- What you should do -
Leave the pictures out, and retype all of the material exactly as written.

- Material to process -
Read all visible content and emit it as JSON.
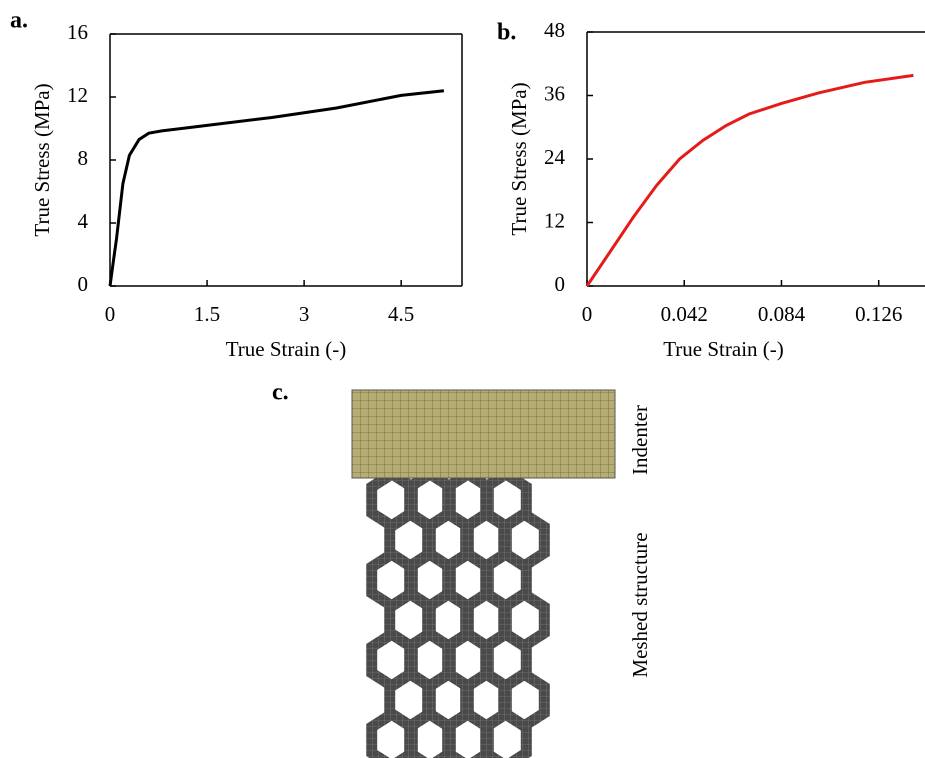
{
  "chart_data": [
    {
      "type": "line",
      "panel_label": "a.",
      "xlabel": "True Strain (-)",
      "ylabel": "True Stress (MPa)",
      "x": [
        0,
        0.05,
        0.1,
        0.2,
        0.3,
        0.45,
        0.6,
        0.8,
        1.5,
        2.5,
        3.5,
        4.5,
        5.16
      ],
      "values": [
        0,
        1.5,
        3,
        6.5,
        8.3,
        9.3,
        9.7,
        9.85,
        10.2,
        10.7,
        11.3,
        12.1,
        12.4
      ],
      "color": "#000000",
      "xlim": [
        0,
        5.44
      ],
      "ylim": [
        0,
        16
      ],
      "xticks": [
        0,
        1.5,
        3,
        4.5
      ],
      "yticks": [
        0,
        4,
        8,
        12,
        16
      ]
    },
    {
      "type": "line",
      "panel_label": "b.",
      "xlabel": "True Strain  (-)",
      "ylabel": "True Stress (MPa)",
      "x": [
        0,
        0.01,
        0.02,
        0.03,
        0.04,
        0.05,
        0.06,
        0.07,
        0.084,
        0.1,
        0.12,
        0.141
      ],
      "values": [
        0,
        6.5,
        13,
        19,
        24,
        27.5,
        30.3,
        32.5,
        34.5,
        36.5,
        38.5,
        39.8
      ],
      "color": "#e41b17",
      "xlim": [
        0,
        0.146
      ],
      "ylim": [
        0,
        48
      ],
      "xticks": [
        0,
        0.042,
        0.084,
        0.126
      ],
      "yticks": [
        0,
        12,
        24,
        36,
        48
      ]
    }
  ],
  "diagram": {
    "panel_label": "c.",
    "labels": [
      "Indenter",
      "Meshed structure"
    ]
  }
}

- Full answer -
Read all visible content and emit it as JSON.
{
  "chart_data": [
    {
      "type": "line",
      "panel_label": "a.",
      "xlabel": "True Strain (-)",
      "ylabel": "True Stress (MPa)",
      "x": [
        0,
        0.05,
        0.1,
        0.2,
        0.3,
        0.45,
        0.6,
        0.8,
        1.5,
        2.5,
        3.5,
        4.5,
        5.16
      ],
      "values": [
        0,
        1.5,
        3,
        6.5,
        8.3,
        9.3,
        9.7,
        9.85,
        10.2,
        10.7,
        11.3,
        12.1,
        12.4
      ],
      "color": "#000000",
      "xlim": [
        0,
        5.44
      ],
      "ylim": [
        0,
        16
      ],
      "xticks": [
        0,
        1.5,
        3,
        4.5
      ],
      "yticks": [
        0,
        4,
        8,
        12,
        16
      ]
    },
    {
      "type": "line",
      "panel_label": "b.",
      "xlabel": "True Strain  (-)",
      "ylabel": "True Stress (MPa)",
      "x": [
        0,
        0.01,
        0.02,
        0.03,
        0.04,
        0.05,
        0.06,
        0.07,
        0.084,
        0.1,
        0.12,
        0.141
      ],
      "values": [
        0,
        6.5,
        13,
        19,
        24,
        27.5,
        30.3,
        32.5,
        34.5,
        36.5,
        38.5,
        39.8
      ],
      "color": "#e41b17",
      "xlim": [
        0,
        0.146
      ],
      "ylim": [
        0,
        48
      ],
      "xticks": [
        0,
        0.042,
        0.084,
        0.126
      ],
      "yticks": [
        0,
        12,
        24,
        36,
        48
      ]
    }
  ],
  "diagram": {
    "panel_label": "c.",
    "labels": [
      "Indenter",
      "Meshed structure"
    ]
  }
}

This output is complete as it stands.